**Data shown**
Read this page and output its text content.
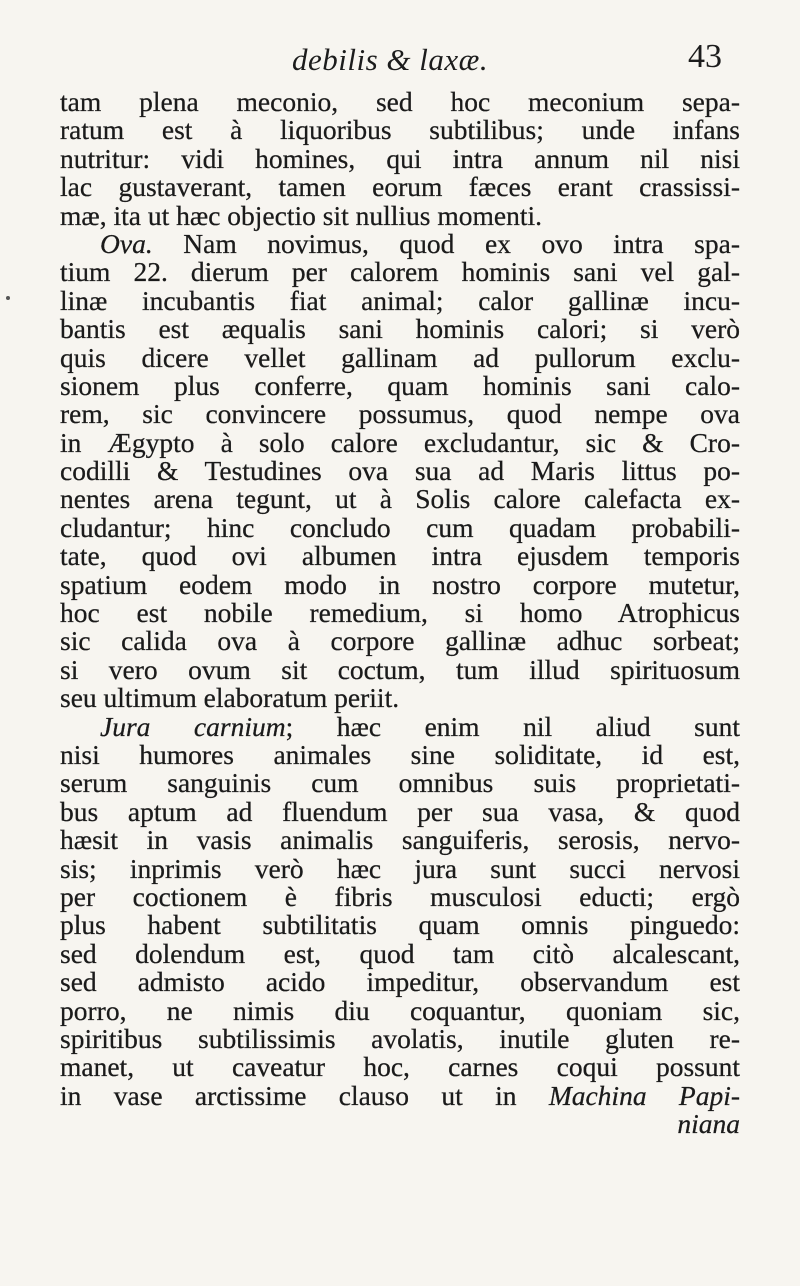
debilis & laxæ.	43
tam plena meconio, sed hoc meconium sepa-
ratum est à liquoribus subtilibus; unde infans
nutritur: vidi homines, qui intra annum nil nisi
lac gustaverant, tamen eorum fæces erant crassissi-
mæ, ita ut hæc objectio sit nullius momenti.
Ova. Nam novimus, quod ex ovo intra spa-
tium 22. dierum per calorem hominis sani vel gal-
linæ incubantis fiat animal; calor gallinæ incu-
bantis est æqualis sani hominis calori; si verò
quis dicere vellet gallinam ad pullorum exclu-
sionem plus conferre, quam hominis sani calo-
rem, sic convincere possumus, quod nempe ova
in Ægypto à solo calore excludantur, sic & Cro-
codilli & Testudines ova sua ad Maris littus po-
nentes arena tegunt, ut à Solis calore calefacta ex-
cludantur; hinc concludo cum quadam probabili-
tate, quod ovi albumen intra ejusdem temporis
spatium eodem modo in nostro corpore mutetur,
hoc est nobile remedium, si homo Atrophicus
sic calida ova à corpore gallinæ adhuc sorbeat;
si vero ovum sit coctum, tum illud spirituosum
seu ultimum elaboratum periit.
Jura carnium; hæc enim nil aliud sunt
nisi humores animales sine soliditate, id est,
serum sanguinis cum omnibus suis proprietati-
bus aptum ad fluendum per sua vasa, & quod
hæsit in vasis animalis sanguiferis, serosis, nervo-
sis; inprimis verò hæc jura sunt succi nervosi
per coctionem è fibris musculosi educti; ergò
plus habent subtilitatis quam omnis pinguedo:
sed dolendum est, quod tam citò alcalescant,
sed admisto acido impeditur, observandum est
porro, ne nimis diu coquantur, quoniam sic,
spiritibus subtilissimis avolatis, inutile gluten re-
manet, ut caveatur hoc, carnes coqui possunt
in vase arctissime clauso ut in Machina Papi-
niana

**Aim**
Print out the whole of the material word for word, without pictures.

**Solved problem**
Read this page and output its text content.
debilis & laxæ.	43
tam plena meconio, sed hoc meconium sepa-
ratum est à liquoribus subtilibus; unde infans
nutritur: vidi homines, qui intra annum nil nisi
lac gustaverant, tamen eorum fæces erant crassissi-
mæ, ita ut hæc objectio sit nullius momenti.
Ova. Nam novimus, quod ex ovo intra spa-
tium 22. dierum per calorem hominis sani vel gal-
linæ incubantis fiat animal; calor gallinæ incu-
bantis est æqualis sani hominis calori; si verò
quis dicere vellet gallinam ad pullorum exclu-
sionem plus conferre, quam hominis sani calo-
rem, sic convincere possumus, quod nempe ova
in Ægypto à solo calore excludantur, sic & Cro-
codilli & Testudines ova sua ad Maris littus po-
nentes arena tegunt, ut à Solis calore calefacta ex-
cludantur; hinc concludo cum quadam probabili-
tate, quod ovi albumen intra ejusdem temporis
spatium eodem modo in nostro corpore mutetur,
hoc est nobile remedium, si homo Atrophicus
sic calida ova à corpore gallinæ adhuc sorbeat;
si vero ovum sit coctum, tum illud spirituosum
seu ultimum elaboratum periit.
Jura carnium; hæc enim nil aliud sunt
nisi humores animales sine soliditate, id est,
serum sanguinis cum omnibus suis proprietati-
bus aptum ad fluendum per sua vasa, & quod
hæsit in vasis animalis sanguiferis, serosis, nervo-
sis; inprimis verò hæc jura sunt succi nervosi
per coctionem è fibris musculosi educti; ergò
plus habent subtilitatis quam omnis pinguedo:
sed dolendum est, quod tam citò alcalescant,
sed admisto acido impeditur, observandum est
porro, ne nimis diu coquantur, quoniam sic,
spiritibus subtilissimis avolatis, inutile gluten re-
manet, ut caveatur hoc, carnes coqui possunt
in vase arctissime clauso ut in Machina Papi-
niana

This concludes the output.